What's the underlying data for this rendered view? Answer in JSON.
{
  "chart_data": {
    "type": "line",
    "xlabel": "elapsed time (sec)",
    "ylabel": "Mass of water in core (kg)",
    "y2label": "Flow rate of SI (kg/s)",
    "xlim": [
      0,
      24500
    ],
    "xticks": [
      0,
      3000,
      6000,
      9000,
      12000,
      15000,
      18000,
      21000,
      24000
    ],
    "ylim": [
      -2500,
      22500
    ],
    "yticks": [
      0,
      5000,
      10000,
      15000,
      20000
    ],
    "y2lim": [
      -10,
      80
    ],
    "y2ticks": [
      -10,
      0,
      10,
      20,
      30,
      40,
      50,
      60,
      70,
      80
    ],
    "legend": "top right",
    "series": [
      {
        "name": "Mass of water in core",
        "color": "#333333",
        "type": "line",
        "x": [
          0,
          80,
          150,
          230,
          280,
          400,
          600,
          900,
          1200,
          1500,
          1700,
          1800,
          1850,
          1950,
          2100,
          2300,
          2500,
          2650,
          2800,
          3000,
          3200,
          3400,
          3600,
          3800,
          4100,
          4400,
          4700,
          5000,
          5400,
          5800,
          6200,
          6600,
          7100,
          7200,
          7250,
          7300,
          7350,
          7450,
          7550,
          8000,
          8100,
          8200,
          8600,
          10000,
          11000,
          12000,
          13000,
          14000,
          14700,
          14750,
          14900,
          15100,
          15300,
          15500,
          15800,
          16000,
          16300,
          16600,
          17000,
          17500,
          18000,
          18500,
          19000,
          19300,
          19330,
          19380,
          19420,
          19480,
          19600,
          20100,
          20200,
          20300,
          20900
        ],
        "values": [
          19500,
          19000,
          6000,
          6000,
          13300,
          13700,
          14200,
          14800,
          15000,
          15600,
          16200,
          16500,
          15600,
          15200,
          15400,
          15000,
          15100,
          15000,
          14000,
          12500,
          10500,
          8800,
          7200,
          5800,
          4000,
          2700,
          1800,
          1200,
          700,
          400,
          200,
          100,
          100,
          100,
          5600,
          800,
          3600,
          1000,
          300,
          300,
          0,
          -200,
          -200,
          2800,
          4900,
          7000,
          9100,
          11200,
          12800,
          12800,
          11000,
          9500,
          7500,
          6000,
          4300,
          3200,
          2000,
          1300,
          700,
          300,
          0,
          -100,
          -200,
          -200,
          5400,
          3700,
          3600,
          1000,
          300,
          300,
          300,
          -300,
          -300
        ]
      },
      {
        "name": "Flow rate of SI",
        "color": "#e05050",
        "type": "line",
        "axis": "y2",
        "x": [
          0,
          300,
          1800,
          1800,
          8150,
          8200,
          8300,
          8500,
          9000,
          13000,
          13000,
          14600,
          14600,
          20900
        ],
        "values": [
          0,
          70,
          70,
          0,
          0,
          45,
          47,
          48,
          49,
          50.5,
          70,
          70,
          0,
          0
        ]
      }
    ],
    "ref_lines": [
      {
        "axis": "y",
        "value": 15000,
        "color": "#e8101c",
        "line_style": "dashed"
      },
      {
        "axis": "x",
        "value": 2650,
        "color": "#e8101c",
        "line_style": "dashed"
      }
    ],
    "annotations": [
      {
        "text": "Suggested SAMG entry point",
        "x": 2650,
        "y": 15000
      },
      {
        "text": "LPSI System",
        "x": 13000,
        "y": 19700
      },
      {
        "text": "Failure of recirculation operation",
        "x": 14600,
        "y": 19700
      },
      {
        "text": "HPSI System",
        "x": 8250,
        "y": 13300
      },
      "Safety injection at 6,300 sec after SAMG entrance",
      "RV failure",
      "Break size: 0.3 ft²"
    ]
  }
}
* * *
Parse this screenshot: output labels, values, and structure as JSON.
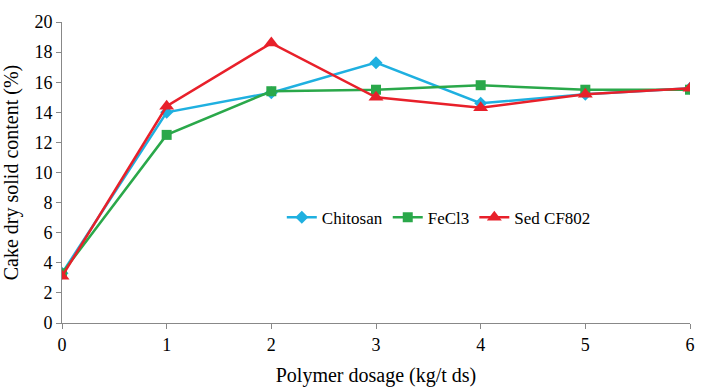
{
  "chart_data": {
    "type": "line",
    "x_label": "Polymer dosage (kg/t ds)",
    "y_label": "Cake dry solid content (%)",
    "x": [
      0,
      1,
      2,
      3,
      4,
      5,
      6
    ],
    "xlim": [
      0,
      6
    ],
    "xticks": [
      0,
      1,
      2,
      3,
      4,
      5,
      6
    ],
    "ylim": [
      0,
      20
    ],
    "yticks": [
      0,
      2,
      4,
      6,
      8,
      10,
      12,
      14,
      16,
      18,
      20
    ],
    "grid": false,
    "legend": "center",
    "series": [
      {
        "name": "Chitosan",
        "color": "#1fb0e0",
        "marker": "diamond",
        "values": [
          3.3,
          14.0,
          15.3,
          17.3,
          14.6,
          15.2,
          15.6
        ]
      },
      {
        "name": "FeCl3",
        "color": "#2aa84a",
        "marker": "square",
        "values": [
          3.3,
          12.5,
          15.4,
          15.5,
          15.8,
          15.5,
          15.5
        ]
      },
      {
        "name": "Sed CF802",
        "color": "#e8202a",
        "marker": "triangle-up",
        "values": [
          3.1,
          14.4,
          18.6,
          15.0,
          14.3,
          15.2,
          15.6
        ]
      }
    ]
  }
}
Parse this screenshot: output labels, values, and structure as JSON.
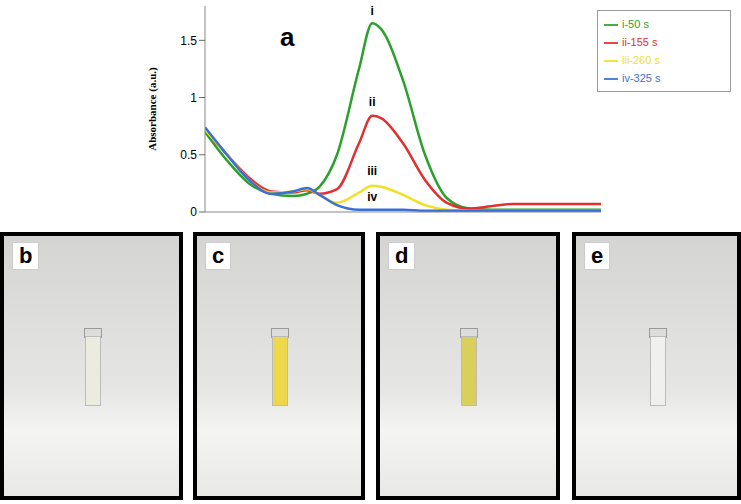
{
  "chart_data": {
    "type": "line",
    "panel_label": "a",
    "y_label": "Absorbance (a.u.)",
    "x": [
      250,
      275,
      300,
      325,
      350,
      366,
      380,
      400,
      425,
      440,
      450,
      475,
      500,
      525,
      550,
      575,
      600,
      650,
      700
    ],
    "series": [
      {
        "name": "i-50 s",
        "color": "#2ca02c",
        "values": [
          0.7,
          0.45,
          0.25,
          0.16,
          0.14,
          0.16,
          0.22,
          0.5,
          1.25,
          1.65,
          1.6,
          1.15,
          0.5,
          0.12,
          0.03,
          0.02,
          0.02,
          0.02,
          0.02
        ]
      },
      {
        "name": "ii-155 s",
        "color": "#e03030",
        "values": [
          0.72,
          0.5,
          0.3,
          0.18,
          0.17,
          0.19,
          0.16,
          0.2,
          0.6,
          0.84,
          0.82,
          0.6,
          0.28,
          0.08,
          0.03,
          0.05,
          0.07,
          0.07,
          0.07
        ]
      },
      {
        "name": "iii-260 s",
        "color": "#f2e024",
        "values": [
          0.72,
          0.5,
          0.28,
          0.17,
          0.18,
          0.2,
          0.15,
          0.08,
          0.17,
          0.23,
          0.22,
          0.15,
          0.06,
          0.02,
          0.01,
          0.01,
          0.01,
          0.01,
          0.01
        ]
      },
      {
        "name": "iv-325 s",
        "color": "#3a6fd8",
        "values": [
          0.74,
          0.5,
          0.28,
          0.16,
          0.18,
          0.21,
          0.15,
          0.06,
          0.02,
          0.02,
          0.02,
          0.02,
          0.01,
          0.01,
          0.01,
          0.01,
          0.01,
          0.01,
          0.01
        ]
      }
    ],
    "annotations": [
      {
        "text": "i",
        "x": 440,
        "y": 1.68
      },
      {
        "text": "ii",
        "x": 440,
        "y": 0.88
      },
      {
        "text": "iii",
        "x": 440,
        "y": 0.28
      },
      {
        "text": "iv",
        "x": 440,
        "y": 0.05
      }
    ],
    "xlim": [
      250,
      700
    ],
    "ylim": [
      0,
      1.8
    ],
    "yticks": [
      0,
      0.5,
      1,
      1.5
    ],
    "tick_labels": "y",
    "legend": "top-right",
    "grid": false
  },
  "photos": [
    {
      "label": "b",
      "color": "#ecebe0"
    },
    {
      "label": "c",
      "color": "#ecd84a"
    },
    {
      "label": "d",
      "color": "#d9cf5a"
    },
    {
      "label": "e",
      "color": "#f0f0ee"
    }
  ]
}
* * *
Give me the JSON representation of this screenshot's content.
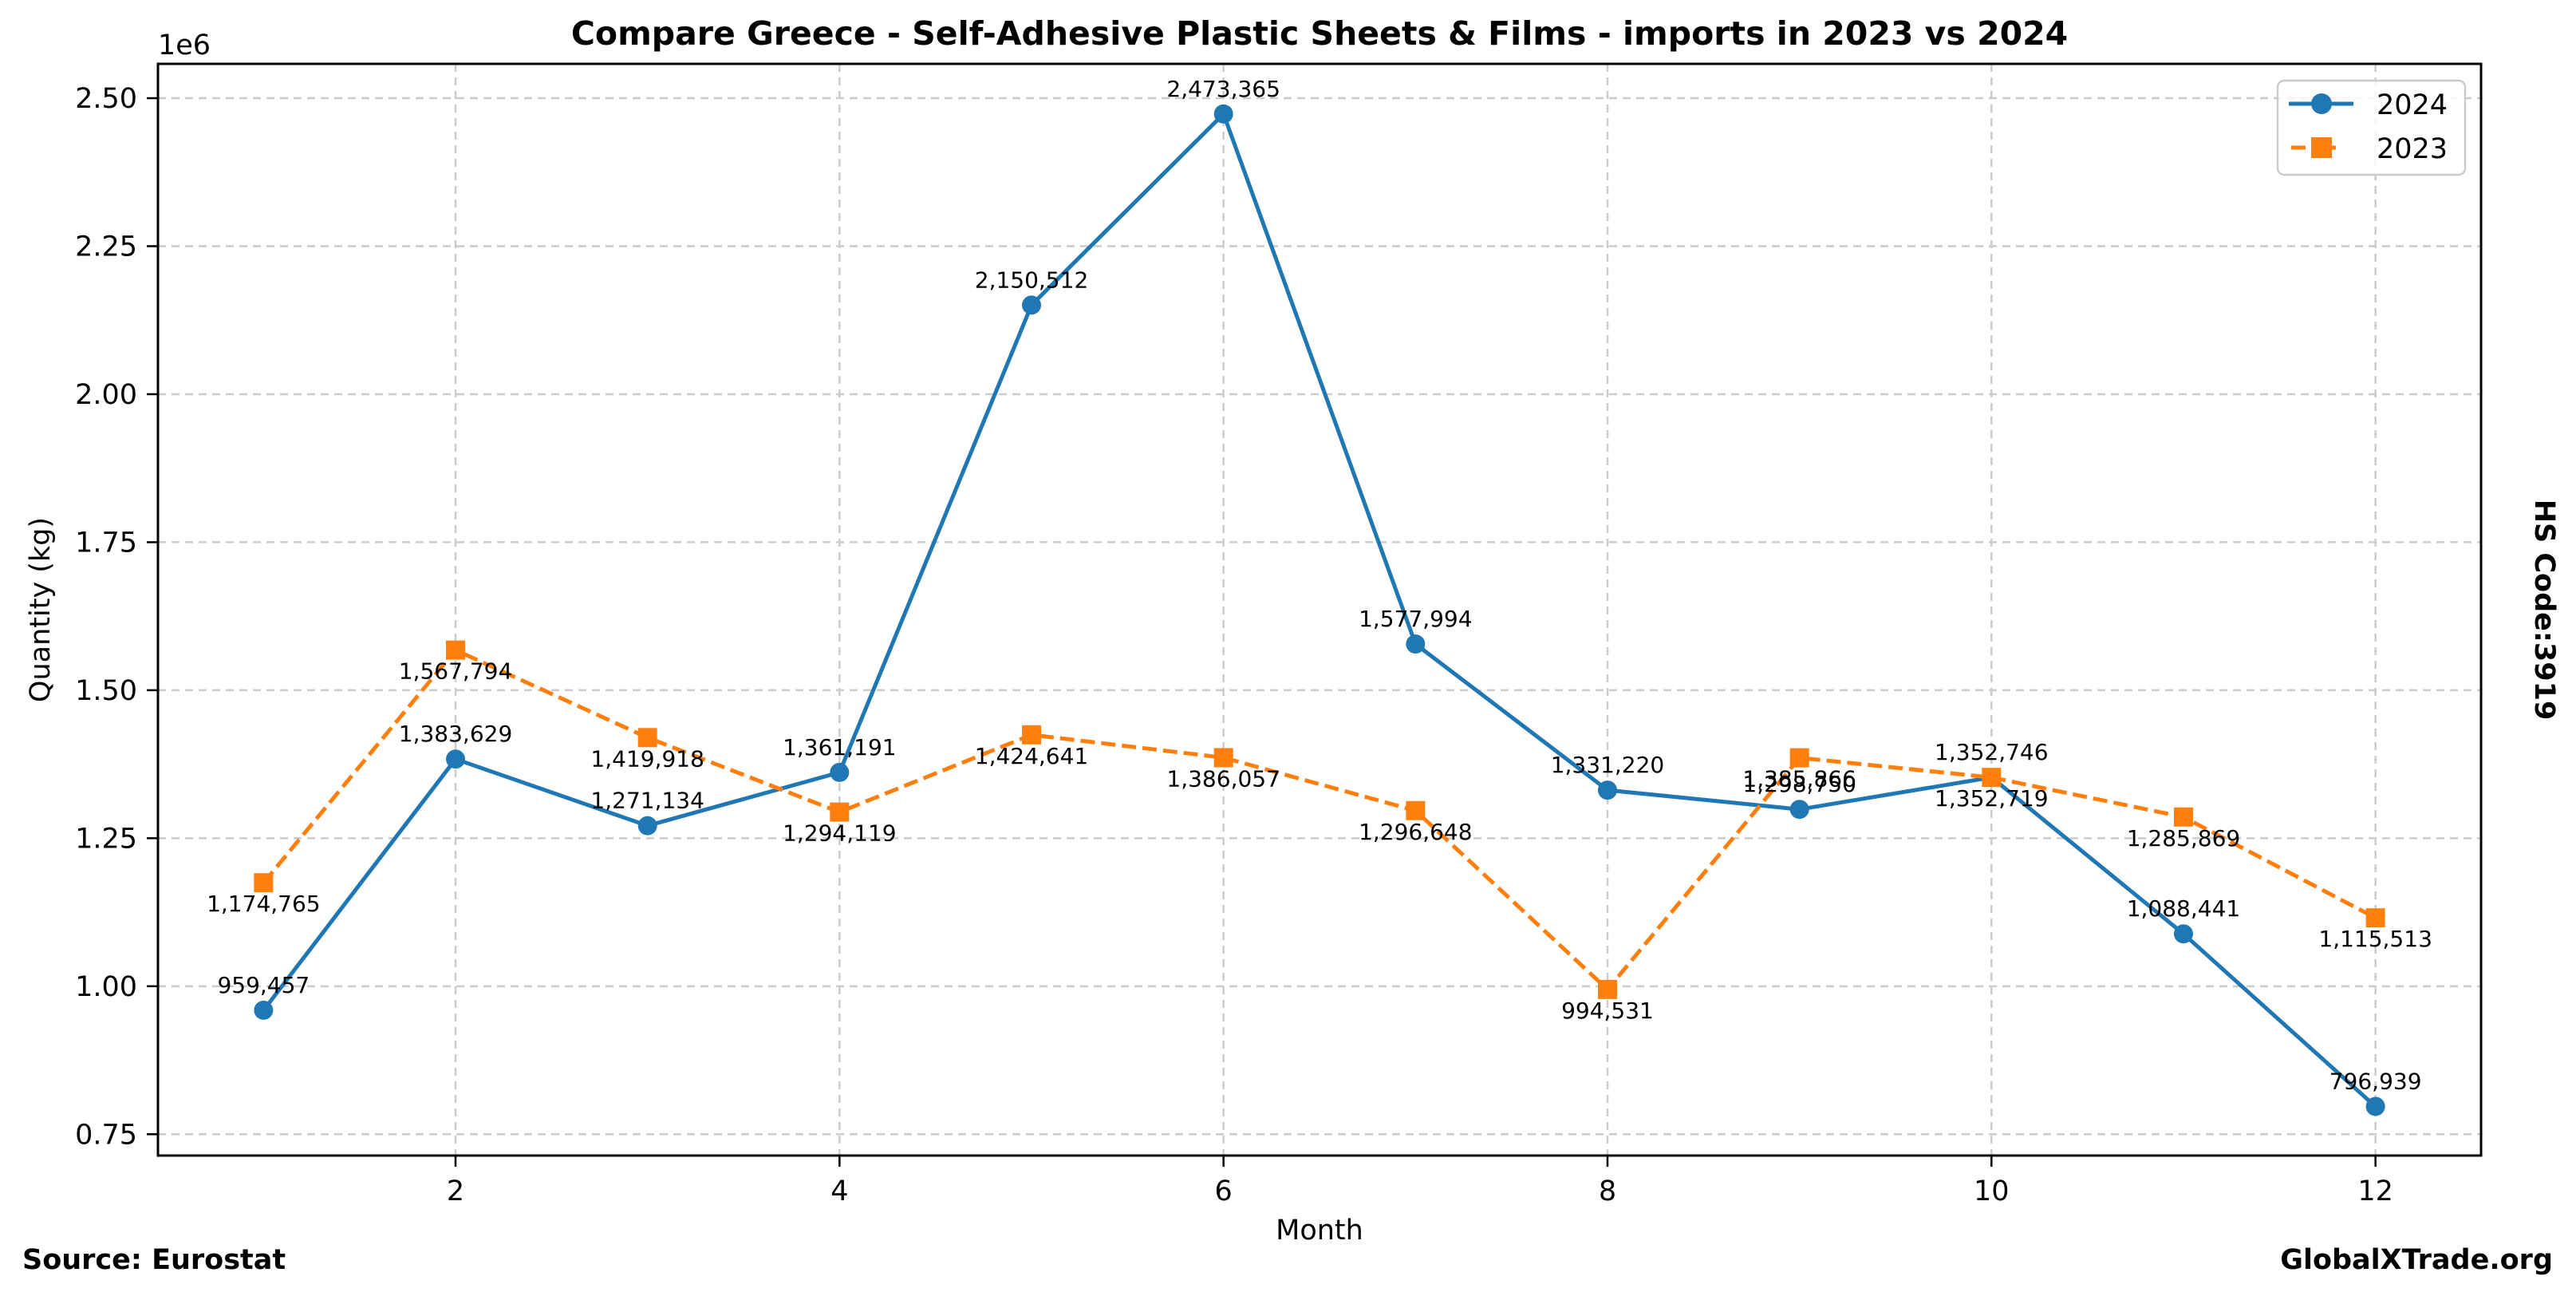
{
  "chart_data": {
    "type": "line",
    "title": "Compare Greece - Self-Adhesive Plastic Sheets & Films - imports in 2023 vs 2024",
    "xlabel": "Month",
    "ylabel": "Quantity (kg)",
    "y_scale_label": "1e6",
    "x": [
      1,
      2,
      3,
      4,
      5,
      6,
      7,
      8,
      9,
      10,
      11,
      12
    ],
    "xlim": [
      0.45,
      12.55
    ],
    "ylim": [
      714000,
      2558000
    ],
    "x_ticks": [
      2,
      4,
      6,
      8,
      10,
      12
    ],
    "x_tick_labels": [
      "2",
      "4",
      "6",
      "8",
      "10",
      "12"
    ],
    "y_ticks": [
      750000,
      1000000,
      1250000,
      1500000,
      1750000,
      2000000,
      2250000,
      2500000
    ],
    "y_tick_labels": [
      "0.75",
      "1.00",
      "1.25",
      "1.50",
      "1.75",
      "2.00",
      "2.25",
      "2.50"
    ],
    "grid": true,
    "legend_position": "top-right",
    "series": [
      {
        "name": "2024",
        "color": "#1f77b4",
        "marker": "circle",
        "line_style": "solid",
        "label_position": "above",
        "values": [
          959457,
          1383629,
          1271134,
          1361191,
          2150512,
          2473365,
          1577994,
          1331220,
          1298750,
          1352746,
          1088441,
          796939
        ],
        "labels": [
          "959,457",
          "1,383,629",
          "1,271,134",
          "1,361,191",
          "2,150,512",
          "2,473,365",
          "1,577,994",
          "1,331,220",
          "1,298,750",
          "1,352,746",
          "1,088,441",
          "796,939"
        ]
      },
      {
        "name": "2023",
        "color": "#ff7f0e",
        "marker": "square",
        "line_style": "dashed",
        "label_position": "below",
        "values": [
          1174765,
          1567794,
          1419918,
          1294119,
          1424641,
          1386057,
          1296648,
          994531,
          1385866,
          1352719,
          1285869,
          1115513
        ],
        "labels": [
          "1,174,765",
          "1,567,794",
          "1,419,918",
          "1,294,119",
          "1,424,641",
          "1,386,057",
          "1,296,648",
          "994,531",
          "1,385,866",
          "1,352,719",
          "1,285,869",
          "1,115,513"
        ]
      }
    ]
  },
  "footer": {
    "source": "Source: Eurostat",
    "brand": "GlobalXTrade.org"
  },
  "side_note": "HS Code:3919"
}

**What is required:**
In the listing, find every line containing the word "core" and list it.

**Answer to the task:**
    "ylabel": "Mass of water in core (kg)",
        "name": "Mass of water in core",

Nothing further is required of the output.